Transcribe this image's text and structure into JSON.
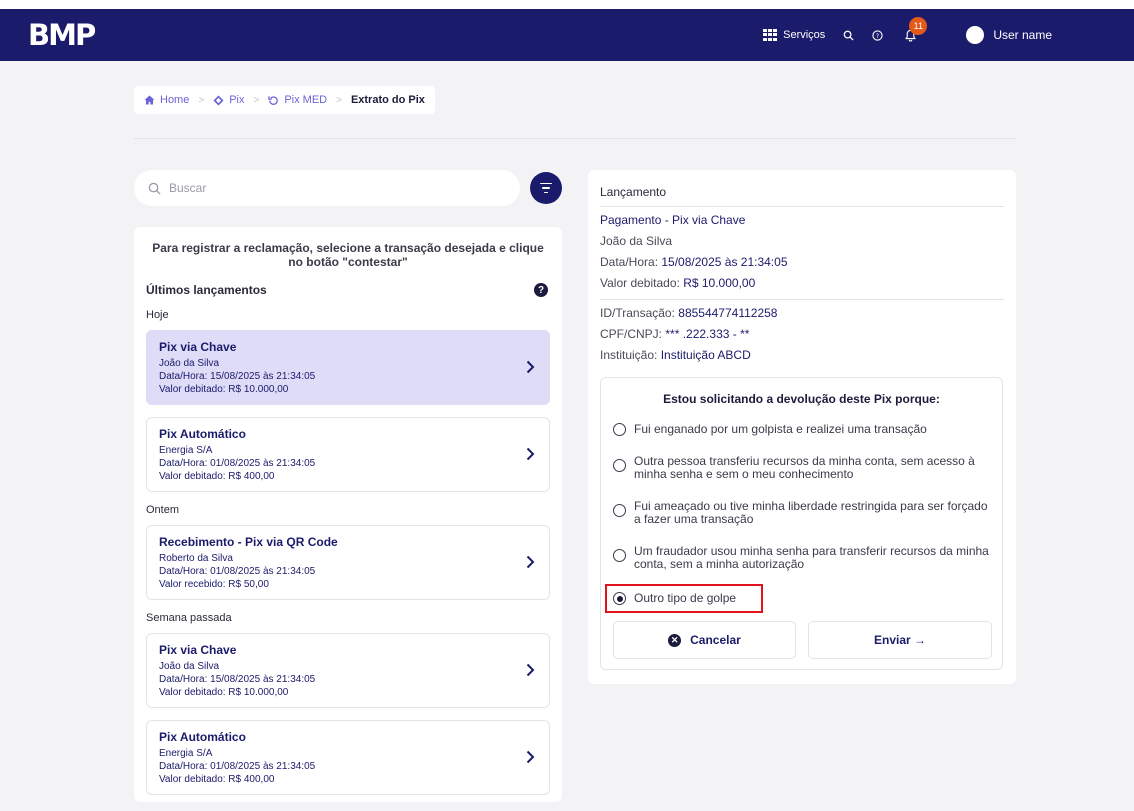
{
  "header": {
    "logo": "BMP",
    "services_label": "Serviços",
    "notification_count": "11",
    "user_name": "User name"
  },
  "breadcrumb": {
    "home": "Home",
    "pix": "Pix",
    "pix_med": "Pix MED",
    "current": "Extrato do Pix"
  },
  "search": {
    "placeholder": "Buscar"
  },
  "list": {
    "instruction": "Para registrar a reclamação, selecione a transação desejada e clique no botão \"contestar\"",
    "heading": "Últimos lançamentos",
    "groups": [
      {
        "label": "Hoje",
        "items": [
          {
            "title": "Pix via Chave",
            "name": "João da Silva",
            "datetime": "Data/Hora: 15/08/2025 às 21:34:05",
            "value": "Valor debitado: R$ 10.000,00"
          },
          {
            "title": "Pix Automático",
            "name": "Energia S/A",
            "datetime": "Data/Hora: 01/08/2025 às 21:34:05",
            "value": "Valor debitado: R$ 400,00"
          }
        ]
      },
      {
        "label": "Ontem",
        "items": [
          {
            "title": "Recebimento - Pix via QR Code",
            "name": "Roberto da Silva",
            "datetime": "Data/Hora: 01/08/2025 às 21:34:05",
            "value": "Valor recebido: R$ 50,00"
          }
        ]
      },
      {
        "label": "Semana passada",
        "items": [
          {
            "title": "Pix via Chave",
            "name": "João da Silva",
            "datetime": "Data/Hora: 15/08/2025 às 21:34:05",
            "value": "Valor debitado: R$ 10.000,00"
          },
          {
            "title": "Pix Automático",
            "name": "Energia S/A",
            "datetime": "Data/Hora: 01/08/2025 às 21:34:05",
            "value": "Valor debitado: R$ 400,00"
          }
        ]
      }
    ]
  },
  "detail": {
    "heading": "Lançamento",
    "type": "Pagamento - Pix via Chave",
    "name": "João da Silva",
    "datetime_label": "Data/Hora:",
    "datetime_value": "15/08/2025 às 21:34:05",
    "value_label": "Valor debitado:",
    "value_value": "R$ 10.000,00",
    "id_label": "ID/Transação:",
    "id_value": "885544774112258",
    "cpf_label": "CPF/CNPJ:",
    "cpf_value": "*** .222.333 - **",
    "inst_label": "Instituição:",
    "inst_value": "Instituição ABCD"
  },
  "reasons": {
    "title": "Estou solicitando a devolução deste Pix porque:",
    "options": [
      "Fui enganado por um golpista e realizei uma transação",
      "Outra pessoa transferiu recursos da minha conta, sem acesso à minha senha e sem o meu conhecimento",
      "Fui ameaçado ou tive minha liberdade restringida para ser forçado a fazer uma transação",
      "Um fraudador usou minha senha para transferir recursos da minha conta, sem a minha autorização",
      "Outro tipo de golpe"
    ],
    "cancel_label": "Cancelar",
    "send_label": "Enviar →"
  }
}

◆ **Requirement**
Where does the word "heading" appear in the listing? List each line that holds it.

◆ **Output of the exercise**
    "heading": "Últimos lançamentos",
    "heading": "Lançamento",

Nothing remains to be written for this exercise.